TASK
Go through the records and show each line where the word "해주세요" occurs.

___ SUPPLIED RECORDS

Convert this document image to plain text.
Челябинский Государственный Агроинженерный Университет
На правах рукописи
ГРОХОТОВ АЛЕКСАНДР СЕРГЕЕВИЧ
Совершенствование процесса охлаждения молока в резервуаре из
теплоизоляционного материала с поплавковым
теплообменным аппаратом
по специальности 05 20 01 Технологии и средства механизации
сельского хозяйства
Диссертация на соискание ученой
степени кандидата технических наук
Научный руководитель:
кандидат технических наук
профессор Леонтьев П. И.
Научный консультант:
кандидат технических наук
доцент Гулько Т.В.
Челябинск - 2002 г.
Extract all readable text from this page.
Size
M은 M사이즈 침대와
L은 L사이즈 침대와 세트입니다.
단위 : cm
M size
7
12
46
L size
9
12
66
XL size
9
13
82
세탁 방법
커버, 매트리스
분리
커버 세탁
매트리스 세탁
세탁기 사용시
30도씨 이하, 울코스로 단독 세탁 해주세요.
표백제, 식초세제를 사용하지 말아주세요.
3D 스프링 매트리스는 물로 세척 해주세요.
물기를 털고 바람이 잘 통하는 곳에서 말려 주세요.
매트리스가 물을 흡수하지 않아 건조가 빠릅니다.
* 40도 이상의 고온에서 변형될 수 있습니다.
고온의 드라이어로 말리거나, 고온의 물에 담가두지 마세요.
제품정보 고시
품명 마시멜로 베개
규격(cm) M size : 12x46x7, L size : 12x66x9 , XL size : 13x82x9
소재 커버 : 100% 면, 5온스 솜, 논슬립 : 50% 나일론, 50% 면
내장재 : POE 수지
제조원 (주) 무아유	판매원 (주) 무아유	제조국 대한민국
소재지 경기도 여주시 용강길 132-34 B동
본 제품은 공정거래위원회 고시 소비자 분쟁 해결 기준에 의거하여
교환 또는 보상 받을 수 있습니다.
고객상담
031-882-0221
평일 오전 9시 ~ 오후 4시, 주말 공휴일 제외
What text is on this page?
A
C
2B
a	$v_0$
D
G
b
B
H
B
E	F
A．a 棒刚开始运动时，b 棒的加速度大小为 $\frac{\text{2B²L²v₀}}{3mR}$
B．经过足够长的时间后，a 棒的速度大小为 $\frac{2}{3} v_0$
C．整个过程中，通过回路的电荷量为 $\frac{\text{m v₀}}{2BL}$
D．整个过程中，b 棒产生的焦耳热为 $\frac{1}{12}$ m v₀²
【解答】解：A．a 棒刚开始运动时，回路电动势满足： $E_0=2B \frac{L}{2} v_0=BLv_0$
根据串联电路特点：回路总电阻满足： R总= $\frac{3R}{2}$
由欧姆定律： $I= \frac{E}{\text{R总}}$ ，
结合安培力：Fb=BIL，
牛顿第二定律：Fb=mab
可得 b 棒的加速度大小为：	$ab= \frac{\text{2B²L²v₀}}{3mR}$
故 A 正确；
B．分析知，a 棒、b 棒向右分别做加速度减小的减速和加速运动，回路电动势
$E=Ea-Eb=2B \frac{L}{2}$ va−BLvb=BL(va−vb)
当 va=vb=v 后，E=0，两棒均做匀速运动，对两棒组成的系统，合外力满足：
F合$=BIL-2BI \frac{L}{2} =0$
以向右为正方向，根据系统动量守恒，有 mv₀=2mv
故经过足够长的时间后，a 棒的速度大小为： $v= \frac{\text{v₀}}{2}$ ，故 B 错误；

______

WRITTEN REPLY
30도씨 이하, 울코스로 단독 세탁 해주세요.
3D 스프링 매트리스는 물로 세척 해주세요.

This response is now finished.